- GIVEN EXERCISE
Copy out the rows below word for word. Begin at the first row and stop after the row that contains "81, 158, 91]".

- WORKING DATA
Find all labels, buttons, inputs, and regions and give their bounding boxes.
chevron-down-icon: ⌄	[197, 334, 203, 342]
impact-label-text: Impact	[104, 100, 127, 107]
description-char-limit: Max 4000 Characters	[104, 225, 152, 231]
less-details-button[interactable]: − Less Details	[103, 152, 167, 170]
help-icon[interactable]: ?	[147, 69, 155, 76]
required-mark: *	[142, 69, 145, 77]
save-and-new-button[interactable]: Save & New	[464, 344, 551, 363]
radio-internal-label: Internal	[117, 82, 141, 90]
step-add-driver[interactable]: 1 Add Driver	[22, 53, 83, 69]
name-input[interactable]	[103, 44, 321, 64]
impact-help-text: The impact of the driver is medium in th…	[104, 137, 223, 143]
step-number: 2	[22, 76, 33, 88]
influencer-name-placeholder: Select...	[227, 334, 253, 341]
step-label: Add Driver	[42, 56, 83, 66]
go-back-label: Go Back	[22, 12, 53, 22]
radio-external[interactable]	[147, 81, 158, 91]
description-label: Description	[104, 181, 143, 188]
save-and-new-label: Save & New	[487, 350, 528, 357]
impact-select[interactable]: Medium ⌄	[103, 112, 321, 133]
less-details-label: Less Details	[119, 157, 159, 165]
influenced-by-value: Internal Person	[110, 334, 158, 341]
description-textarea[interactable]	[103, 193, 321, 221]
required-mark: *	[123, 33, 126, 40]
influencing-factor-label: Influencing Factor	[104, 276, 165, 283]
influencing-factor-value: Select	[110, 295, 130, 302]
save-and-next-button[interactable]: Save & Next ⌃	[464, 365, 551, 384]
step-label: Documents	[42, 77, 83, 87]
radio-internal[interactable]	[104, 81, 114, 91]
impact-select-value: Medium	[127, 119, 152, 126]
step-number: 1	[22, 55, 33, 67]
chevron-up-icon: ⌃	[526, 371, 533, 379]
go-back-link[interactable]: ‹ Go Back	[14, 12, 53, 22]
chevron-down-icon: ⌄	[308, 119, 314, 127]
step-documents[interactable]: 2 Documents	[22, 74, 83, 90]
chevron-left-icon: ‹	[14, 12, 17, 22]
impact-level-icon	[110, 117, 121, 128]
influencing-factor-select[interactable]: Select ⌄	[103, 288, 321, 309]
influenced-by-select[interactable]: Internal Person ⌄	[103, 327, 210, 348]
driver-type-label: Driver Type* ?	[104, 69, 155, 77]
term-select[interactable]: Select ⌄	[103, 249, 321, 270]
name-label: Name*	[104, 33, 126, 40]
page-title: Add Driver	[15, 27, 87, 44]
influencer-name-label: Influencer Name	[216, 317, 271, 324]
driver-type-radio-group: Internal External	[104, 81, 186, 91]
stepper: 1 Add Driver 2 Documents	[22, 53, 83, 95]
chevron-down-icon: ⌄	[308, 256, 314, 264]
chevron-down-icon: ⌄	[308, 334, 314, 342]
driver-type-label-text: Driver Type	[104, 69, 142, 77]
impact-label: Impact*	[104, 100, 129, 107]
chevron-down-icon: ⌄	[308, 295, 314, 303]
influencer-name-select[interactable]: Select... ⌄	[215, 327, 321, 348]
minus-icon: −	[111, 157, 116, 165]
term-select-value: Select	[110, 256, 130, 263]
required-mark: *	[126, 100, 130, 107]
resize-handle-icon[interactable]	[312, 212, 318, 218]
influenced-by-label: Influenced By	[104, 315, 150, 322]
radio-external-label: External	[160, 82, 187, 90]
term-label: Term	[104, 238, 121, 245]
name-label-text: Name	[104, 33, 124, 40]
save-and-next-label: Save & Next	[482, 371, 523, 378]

- REPLY
Find all labels, buttons, inputs, and regions and give their bounding boxes.
chevron-down-icon: ⌄	[197, 334, 203, 342]
impact-label-text: Impact	[104, 100, 127, 107]
description-char-limit: Max 4000 Characters	[104, 225, 152, 231]
less-details-button[interactable]: − Less Details	[103, 152, 167, 170]
help-icon[interactable]: ?	[147, 69, 155, 76]
required-mark: *	[142, 69, 145, 77]
save-and-new-button[interactable]: Save & New	[464, 344, 551, 363]
radio-internal-label: Internal	[117, 82, 141, 90]
step-add-driver[interactable]: 1 Add Driver	[22, 53, 83, 69]
name-input[interactable]	[103, 44, 321, 64]
impact-help-text: The impact of the driver is medium in th…	[104, 137, 223, 143]
step-number: 2	[22, 76, 33, 88]
influencer-name-placeholder: Select...	[227, 334, 253, 341]
step-label: Add Driver	[42, 56, 83, 66]
go-back-label: Go Back	[22, 12, 53, 22]
radio-external[interactable]	[147, 81, 158, 91]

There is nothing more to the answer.